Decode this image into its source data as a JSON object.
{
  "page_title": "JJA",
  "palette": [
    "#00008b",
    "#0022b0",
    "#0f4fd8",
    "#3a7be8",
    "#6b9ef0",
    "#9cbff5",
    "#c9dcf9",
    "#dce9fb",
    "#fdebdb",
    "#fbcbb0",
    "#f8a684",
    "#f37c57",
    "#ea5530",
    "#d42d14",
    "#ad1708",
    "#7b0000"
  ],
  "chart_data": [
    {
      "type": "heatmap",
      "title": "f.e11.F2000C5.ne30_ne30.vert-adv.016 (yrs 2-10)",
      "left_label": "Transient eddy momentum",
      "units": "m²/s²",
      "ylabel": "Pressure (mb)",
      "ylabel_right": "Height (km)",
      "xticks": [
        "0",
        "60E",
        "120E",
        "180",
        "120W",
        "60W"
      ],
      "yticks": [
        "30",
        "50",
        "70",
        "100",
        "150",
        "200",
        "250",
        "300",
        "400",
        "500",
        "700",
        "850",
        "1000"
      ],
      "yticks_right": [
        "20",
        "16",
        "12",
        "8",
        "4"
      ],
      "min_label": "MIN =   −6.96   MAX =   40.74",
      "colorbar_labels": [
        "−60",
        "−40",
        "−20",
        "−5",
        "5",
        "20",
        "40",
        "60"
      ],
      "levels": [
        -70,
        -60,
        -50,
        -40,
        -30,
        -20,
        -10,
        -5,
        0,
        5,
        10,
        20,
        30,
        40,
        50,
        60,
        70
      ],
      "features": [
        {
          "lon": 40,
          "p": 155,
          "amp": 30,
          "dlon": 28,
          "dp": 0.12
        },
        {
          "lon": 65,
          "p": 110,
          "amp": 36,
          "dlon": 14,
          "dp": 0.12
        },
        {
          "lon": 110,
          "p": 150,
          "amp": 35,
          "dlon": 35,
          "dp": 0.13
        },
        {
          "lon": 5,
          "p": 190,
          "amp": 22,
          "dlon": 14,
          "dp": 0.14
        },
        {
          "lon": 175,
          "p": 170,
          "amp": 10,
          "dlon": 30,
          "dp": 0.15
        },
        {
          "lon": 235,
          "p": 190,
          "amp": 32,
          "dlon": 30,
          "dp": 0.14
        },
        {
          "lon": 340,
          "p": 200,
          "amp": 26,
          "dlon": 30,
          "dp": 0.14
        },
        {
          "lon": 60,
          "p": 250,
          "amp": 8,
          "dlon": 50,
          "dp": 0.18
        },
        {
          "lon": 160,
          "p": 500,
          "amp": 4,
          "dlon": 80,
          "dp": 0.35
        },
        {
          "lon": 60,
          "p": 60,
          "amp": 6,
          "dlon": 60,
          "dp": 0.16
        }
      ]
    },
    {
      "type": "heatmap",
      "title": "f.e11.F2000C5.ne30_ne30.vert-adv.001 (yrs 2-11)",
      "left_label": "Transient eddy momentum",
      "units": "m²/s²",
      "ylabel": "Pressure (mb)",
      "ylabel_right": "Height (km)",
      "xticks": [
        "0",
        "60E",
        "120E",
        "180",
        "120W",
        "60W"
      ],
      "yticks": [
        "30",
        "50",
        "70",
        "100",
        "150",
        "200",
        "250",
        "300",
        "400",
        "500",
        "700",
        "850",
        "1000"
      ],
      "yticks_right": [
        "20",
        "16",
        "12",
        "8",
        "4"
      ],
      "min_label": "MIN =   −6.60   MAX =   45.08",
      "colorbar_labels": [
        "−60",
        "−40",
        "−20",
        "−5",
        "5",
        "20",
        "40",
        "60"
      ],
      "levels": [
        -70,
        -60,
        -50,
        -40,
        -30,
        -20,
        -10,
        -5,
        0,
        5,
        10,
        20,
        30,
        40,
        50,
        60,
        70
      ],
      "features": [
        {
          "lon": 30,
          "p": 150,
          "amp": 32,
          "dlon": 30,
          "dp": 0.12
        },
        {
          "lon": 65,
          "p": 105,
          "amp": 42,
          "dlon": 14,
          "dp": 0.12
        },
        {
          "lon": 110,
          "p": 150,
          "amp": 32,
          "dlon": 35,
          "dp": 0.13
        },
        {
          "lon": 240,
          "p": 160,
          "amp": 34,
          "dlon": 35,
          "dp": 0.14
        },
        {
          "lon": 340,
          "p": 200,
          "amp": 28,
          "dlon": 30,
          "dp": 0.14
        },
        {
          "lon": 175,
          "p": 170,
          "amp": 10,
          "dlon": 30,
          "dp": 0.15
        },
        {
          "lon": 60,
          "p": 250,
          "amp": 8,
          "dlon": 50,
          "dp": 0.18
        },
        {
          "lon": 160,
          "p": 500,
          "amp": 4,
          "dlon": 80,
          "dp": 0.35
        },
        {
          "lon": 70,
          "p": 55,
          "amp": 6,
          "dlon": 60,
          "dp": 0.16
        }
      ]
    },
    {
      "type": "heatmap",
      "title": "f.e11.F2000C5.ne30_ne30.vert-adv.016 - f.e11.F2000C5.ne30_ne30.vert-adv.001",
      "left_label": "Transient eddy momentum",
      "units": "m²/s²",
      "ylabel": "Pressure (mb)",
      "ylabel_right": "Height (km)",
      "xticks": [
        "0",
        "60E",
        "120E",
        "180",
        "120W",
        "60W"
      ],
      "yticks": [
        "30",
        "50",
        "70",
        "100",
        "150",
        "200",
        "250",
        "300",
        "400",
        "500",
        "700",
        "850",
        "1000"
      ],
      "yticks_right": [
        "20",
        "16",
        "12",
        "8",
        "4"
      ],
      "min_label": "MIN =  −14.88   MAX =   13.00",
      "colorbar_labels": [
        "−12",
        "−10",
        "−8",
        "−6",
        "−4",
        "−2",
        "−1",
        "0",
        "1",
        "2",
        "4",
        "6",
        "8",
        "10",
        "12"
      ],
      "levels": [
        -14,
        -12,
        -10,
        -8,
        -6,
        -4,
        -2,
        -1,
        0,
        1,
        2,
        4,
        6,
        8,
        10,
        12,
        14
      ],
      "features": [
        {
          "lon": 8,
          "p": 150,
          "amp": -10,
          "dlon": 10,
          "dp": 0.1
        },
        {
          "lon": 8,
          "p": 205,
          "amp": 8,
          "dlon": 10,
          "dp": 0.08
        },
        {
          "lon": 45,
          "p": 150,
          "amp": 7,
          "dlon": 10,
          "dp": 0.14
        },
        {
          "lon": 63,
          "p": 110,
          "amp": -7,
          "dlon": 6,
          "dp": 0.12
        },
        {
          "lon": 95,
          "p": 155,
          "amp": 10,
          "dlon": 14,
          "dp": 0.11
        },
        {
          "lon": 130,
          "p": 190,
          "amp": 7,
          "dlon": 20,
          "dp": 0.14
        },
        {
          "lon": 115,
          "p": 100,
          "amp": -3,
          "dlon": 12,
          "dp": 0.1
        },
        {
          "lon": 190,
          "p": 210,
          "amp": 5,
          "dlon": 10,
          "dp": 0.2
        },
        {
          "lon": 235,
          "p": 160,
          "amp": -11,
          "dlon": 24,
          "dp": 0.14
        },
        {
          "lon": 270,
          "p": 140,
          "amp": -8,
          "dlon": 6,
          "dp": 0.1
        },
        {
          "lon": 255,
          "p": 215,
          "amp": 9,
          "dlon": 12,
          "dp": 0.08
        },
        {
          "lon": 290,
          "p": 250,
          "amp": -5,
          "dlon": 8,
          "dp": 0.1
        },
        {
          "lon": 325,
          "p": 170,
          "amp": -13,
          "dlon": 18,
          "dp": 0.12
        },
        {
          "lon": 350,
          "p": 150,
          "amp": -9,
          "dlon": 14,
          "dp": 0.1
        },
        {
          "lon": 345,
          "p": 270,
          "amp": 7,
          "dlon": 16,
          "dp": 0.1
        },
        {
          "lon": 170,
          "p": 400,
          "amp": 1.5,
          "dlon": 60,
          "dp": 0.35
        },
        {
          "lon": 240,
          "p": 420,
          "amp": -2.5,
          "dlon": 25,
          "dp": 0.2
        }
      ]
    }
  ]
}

## SET EXERCISE
Filter the listing for the word "vert" and copy every line that holds it.

## CORRECT ANSWER
      "title": "f.e11.F2000C5.ne30_ne30.vert-adv.016 (yrs 2-10)",
      "title": "f.e11.F2000C5.ne30_ne30.vert-adv.001 (yrs 2-11)",
      "title": "f.e11.F2000C5.ne30_ne30.vert-adv.016 - f.e11.F2000C5.ne30_ne30.vert-adv.001",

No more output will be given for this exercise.